Stored records:
• • • • • • •
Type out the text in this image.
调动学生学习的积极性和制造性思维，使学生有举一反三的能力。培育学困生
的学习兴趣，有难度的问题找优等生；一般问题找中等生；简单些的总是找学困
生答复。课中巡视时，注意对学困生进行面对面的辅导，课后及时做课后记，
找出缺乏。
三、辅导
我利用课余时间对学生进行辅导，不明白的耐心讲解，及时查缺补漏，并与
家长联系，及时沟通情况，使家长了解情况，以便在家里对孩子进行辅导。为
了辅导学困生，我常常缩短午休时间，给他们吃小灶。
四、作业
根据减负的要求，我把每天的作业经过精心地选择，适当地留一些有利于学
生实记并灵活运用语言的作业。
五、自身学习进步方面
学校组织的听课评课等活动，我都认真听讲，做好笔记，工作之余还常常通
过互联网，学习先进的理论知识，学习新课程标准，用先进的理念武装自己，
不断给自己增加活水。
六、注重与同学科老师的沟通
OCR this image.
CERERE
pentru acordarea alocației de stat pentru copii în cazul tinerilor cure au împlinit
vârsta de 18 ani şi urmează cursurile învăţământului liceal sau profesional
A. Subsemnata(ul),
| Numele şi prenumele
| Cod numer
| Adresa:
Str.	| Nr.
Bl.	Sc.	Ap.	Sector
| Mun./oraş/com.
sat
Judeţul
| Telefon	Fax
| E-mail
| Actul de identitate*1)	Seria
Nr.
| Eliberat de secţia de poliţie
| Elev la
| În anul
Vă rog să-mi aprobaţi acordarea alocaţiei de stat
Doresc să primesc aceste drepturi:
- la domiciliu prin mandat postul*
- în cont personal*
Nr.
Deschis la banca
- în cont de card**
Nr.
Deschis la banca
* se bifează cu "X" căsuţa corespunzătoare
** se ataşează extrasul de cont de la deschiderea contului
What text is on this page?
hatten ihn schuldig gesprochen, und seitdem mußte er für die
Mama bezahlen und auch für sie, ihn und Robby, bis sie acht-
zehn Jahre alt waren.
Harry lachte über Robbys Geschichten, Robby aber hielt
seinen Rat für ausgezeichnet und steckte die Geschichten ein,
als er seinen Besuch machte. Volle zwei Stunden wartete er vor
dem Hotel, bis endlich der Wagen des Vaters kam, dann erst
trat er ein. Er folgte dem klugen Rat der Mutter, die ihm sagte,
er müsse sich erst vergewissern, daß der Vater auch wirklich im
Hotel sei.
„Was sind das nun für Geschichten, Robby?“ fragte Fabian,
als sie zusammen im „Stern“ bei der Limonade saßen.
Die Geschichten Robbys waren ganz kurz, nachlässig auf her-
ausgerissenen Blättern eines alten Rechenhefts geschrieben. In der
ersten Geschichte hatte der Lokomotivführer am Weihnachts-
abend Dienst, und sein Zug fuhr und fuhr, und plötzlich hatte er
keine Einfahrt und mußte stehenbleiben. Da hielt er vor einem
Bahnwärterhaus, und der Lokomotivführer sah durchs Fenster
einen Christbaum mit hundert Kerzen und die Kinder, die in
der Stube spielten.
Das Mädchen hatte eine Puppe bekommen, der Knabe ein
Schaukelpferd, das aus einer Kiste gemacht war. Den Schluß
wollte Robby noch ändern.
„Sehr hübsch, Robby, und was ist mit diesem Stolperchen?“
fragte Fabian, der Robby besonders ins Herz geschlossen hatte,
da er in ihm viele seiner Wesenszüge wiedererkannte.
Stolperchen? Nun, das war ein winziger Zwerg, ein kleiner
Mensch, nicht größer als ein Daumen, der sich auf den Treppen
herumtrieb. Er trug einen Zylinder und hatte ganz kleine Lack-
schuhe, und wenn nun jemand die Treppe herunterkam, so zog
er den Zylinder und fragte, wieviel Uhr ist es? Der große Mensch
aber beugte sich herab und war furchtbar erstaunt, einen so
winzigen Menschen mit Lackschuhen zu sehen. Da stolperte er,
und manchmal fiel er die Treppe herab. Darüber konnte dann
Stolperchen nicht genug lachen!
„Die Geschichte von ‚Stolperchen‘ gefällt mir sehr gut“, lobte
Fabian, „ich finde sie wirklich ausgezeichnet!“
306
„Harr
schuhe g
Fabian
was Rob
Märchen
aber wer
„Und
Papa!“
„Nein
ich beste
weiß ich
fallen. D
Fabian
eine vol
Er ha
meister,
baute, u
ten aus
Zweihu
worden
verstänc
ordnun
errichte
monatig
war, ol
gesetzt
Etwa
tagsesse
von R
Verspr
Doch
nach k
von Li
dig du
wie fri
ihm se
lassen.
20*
• • • • • • •
* EXERCISE AIM
Which lines hold the word "stat"? Show each one.

* SOLUTION
pentru acordarea alocației de stat pentru copii în cazul tinerilor cure au împlinit
Vă rog să-mi aprobaţi acordarea alocaţiei de stat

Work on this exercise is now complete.